In the listing below, locate the lines bearing the word "JSON". Copy every one of them.

* Begin *

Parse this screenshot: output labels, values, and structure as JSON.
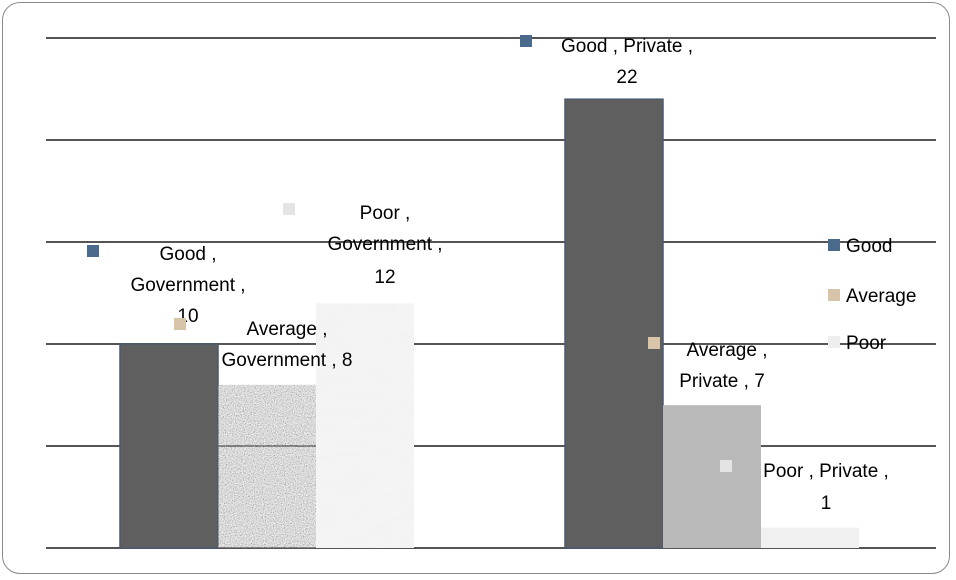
{
  "chart_data": {
    "type": "bar",
    "categories": [
      "Government",
      "Private"
    ],
    "series": [
      {
        "name": "Good",
        "values": [
          10,
          22
        ],
        "color": "#606060"
      },
      {
        "name": "Average",
        "values": [
          8,
          7
        ],
        "color": "#b0b0b0"
      },
      {
        "name": "Poor",
        "values": [
          12,
          1
        ],
        "color": "#eeeeee"
      }
    ],
    "ylim": [
      0,
      25
    ],
    "grid": true,
    "legend_position": "right",
    "data_labels": [
      [
        "Good ,",
        "Government ,",
        "10"
      ],
      [
        "Good , Private ,",
        "22"
      ],
      [
        "Average ,",
        "Government , 8"
      ],
      [
        "Average ,",
        "Private , 7"
      ],
      [
        "Poor ,",
        "Government ,",
        "12"
      ],
      [
        "Poor , Private ,",
        "1"
      ]
    ]
  }
}
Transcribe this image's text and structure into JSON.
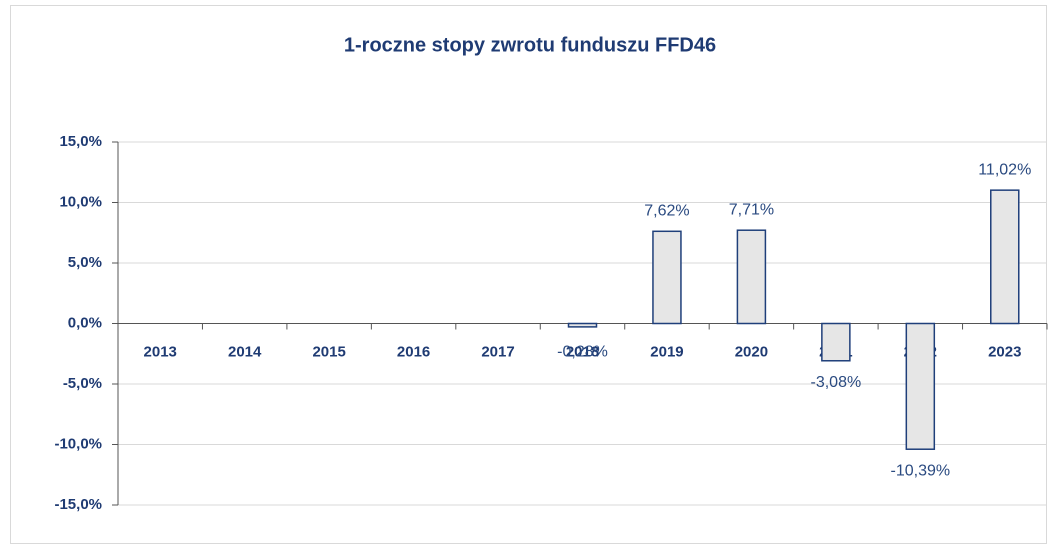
{
  "chart_data": {
    "type": "bar",
    "title": "1-roczne stopy zwrotu funduszu FFD46",
    "categories": [
      "2013",
      "2014",
      "2015",
      "2016",
      "2017",
      "2018",
      "2019",
      "2020",
      "2021",
      "2022",
      "2023"
    ],
    "values": [
      null,
      null,
      null,
      null,
      null,
      -0.28,
      7.62,
      7.71,
      -3.08,
      -10.39,
      11.02
    ],
    "value_labels": [
      null,
      null,
      null,
      null,
      null,
      "-0,28%",
      "7,62%",
      "7,71%",
      "-3,08%",
      "-10,39%",
      "11,02%"
    ],
    "color": "#e6e6e6",
    "edge_color": "#1f3f7a",
    "ylim": [
      -15,
      15
    ],
    "yticks": [
      {
        "value": -15,
        "label": "-15,0%"
      },
      {
        "value": -10,
        "label": "-10,0%"
      },
      {
        "value": -5,
        "label": "-5,0%"
      },
      {
        "value": 0,
        "label": "0,0%"
      },
      {
        "value": 5,
        "label": "5,0%"
      },
      {
        "value": 10,
        "label": "10,0%"
      },
      {
        "value": 15,
        "label": "15,0%"
      }
    ],
    "grid": true
  }
}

* End *

▶ [COMPLETE OUTPUT]
Parse this screenshot: output labels, values, and structure as JSON.
Transcribe this image's text and structure into JSON.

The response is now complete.